## OBJECTIVE
For the listing below, give the count of lines containing the string "sugar" and nothing else.

[start of INPUT DATA]

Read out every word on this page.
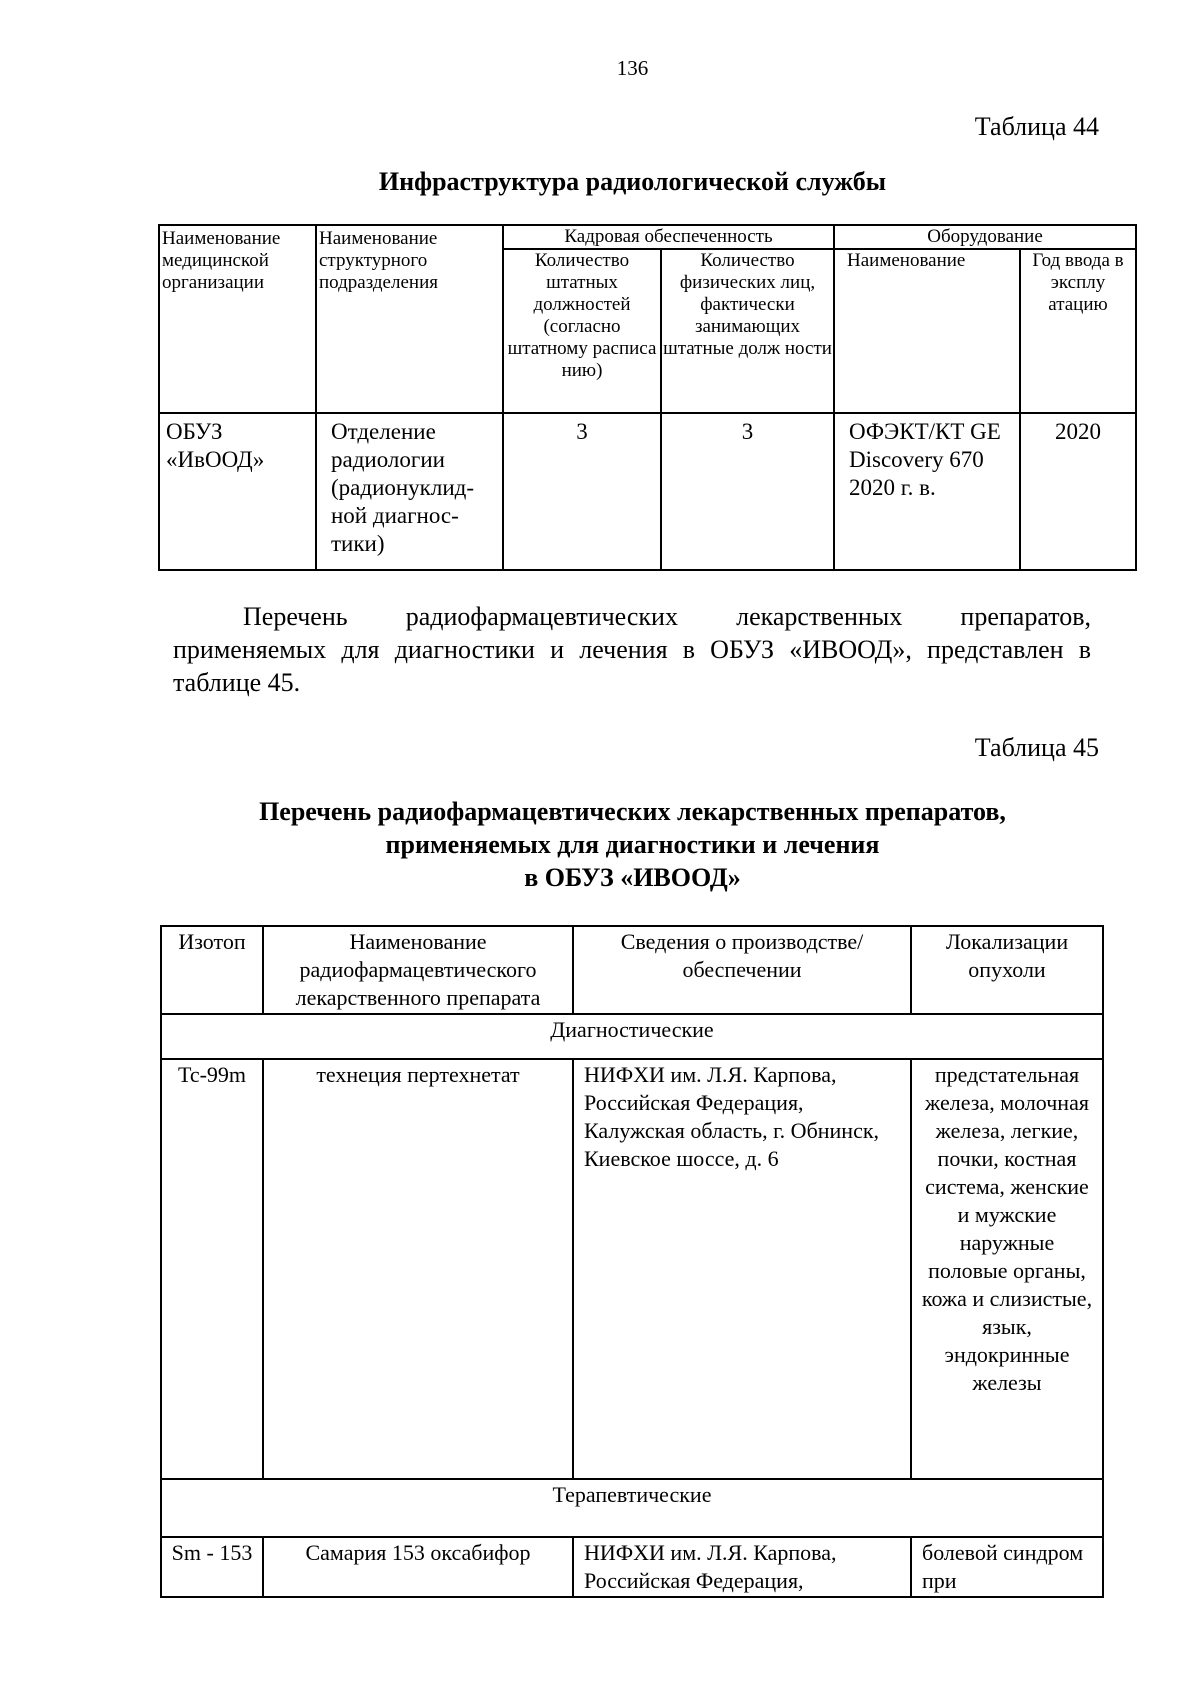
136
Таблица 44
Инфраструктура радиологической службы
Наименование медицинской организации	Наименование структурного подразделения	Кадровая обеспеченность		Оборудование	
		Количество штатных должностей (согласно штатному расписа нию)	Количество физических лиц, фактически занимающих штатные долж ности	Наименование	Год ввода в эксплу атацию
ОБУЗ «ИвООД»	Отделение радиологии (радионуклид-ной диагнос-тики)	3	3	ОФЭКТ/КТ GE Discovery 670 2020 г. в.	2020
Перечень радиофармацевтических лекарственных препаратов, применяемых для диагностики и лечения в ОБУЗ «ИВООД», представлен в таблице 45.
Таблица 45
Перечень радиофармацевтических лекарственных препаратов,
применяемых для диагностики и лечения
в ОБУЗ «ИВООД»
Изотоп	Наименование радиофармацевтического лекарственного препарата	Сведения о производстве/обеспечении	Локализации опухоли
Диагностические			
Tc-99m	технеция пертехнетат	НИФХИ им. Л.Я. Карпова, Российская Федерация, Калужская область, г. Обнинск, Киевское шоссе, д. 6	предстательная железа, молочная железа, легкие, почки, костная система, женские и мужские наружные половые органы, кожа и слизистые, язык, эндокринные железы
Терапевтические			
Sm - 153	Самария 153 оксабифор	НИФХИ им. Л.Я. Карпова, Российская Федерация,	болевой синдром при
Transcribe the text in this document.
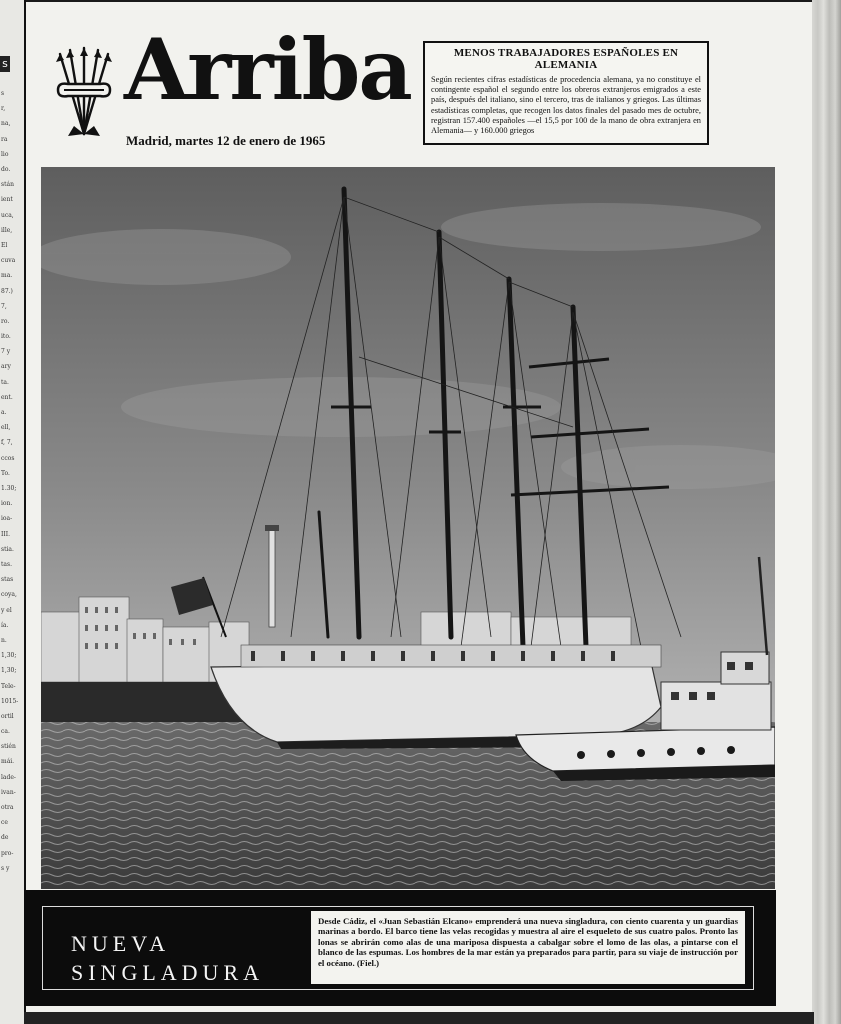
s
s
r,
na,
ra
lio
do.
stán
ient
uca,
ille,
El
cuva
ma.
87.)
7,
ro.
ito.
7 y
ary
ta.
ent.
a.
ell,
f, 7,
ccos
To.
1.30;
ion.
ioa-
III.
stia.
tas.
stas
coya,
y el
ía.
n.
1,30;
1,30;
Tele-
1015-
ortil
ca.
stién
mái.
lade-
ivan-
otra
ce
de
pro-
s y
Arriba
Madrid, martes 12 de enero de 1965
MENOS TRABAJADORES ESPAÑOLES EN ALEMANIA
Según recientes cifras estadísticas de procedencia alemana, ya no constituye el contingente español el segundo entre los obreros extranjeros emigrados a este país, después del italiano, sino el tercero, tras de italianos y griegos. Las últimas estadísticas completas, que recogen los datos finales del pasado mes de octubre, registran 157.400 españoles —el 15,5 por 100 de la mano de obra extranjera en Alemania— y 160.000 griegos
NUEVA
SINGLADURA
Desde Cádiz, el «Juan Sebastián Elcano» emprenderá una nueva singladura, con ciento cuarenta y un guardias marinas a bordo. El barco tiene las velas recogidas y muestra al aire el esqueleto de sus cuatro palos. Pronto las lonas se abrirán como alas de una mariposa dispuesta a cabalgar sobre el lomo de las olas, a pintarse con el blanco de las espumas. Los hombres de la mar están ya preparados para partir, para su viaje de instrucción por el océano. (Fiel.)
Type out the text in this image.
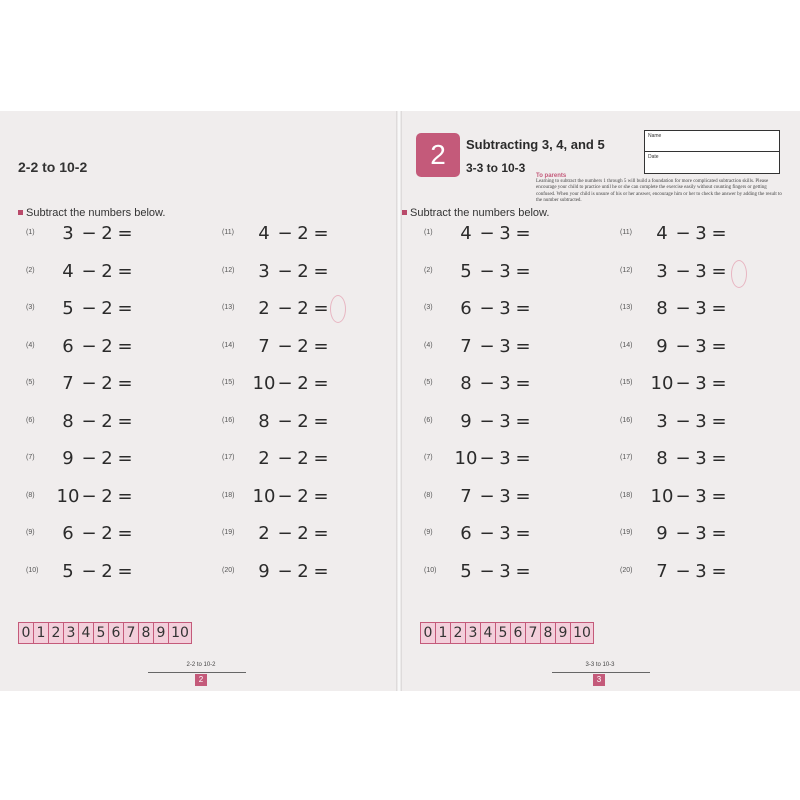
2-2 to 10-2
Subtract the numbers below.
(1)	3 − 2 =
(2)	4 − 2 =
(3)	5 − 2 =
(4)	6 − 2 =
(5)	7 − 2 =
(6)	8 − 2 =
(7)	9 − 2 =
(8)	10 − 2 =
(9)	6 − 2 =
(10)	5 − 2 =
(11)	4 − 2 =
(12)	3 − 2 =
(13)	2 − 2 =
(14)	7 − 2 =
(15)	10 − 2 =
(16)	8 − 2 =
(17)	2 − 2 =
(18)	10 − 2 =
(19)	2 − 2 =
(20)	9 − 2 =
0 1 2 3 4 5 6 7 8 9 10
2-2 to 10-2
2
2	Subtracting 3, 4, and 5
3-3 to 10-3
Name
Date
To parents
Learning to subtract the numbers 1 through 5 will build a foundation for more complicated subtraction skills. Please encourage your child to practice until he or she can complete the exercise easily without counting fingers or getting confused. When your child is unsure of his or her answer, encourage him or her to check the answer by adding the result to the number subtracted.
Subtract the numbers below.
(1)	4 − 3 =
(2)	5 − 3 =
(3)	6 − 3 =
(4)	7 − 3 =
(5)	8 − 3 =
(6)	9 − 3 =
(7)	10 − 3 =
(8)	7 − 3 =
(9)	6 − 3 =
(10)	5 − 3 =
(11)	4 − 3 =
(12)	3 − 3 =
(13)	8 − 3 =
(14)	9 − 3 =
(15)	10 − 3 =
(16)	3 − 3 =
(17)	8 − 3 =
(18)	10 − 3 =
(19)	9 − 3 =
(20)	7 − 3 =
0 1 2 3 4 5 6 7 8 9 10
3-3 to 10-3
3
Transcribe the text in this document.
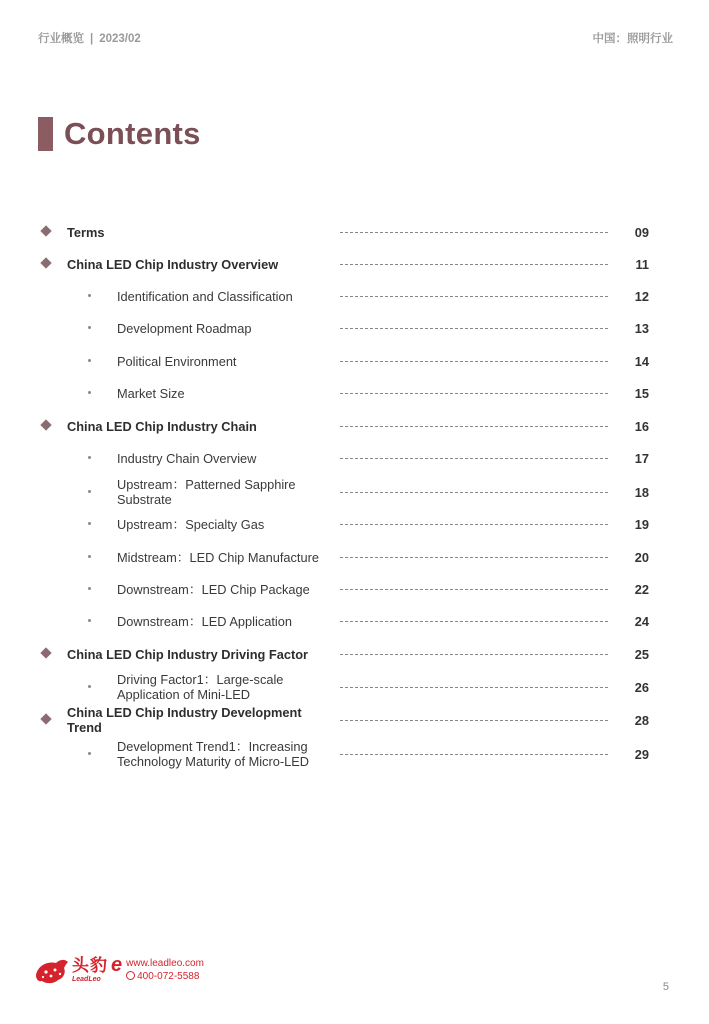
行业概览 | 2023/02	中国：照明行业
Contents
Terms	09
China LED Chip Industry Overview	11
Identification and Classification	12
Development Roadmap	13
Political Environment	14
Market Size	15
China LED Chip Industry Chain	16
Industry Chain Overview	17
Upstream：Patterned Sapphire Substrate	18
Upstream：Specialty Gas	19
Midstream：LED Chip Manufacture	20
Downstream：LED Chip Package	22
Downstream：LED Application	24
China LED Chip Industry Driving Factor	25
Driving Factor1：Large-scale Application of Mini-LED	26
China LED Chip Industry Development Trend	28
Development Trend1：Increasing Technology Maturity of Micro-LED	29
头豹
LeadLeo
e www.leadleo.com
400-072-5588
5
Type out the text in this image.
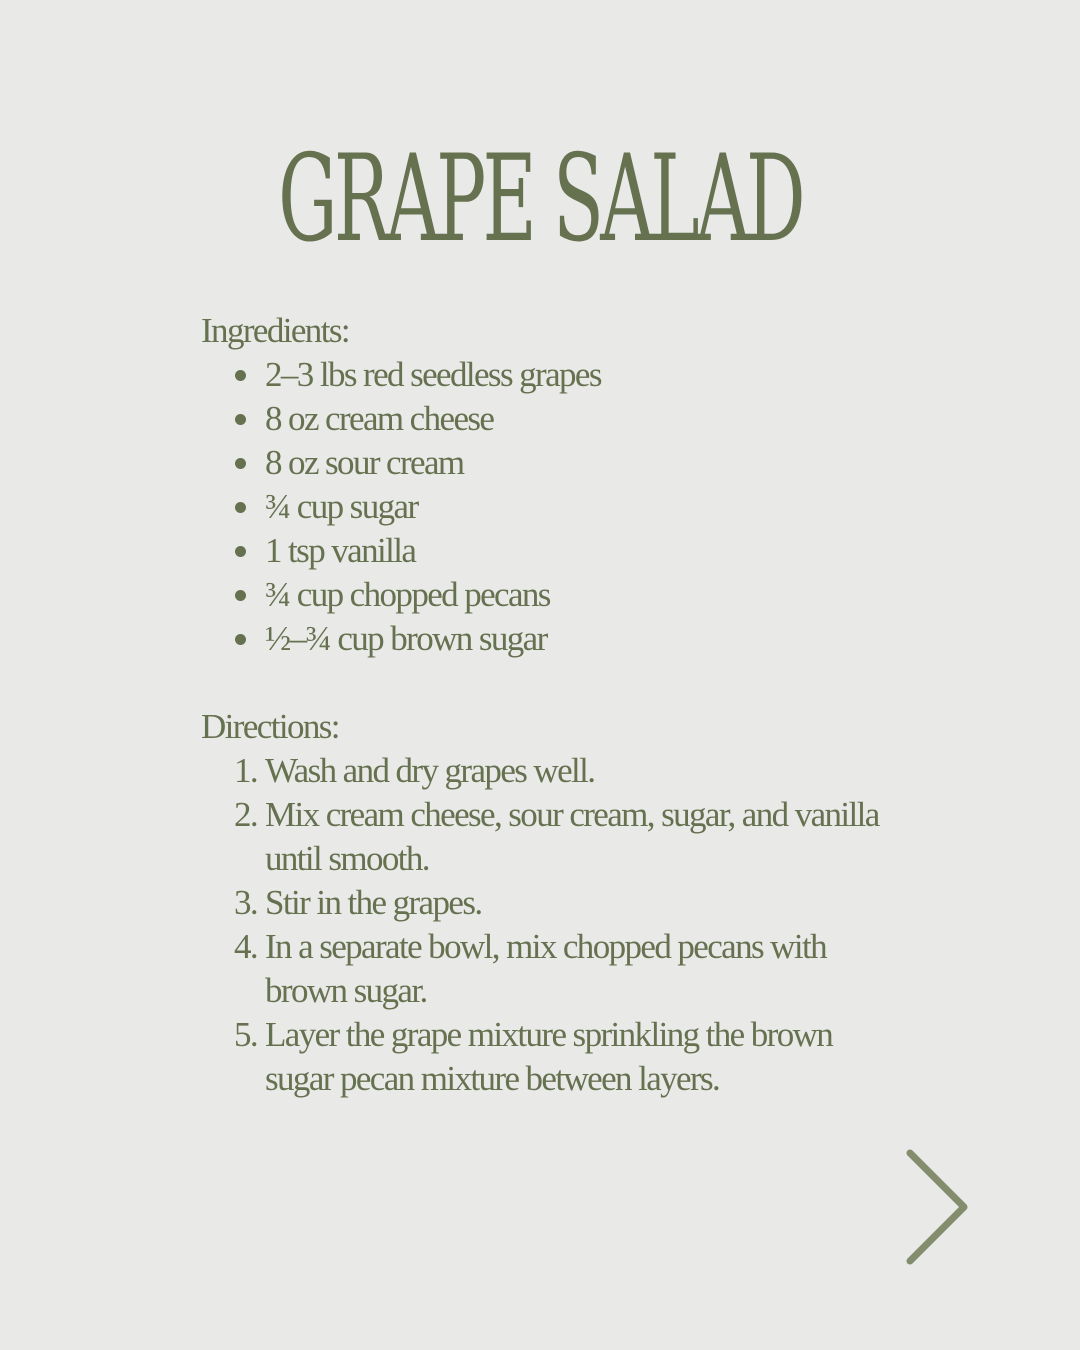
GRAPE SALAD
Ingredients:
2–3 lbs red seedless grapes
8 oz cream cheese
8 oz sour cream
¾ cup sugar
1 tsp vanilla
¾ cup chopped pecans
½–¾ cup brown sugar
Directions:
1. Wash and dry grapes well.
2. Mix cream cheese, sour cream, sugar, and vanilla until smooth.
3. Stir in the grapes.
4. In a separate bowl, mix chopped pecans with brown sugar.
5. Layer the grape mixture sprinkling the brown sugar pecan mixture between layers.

[end of INPUT DATA]

## TASK OUTPUT
5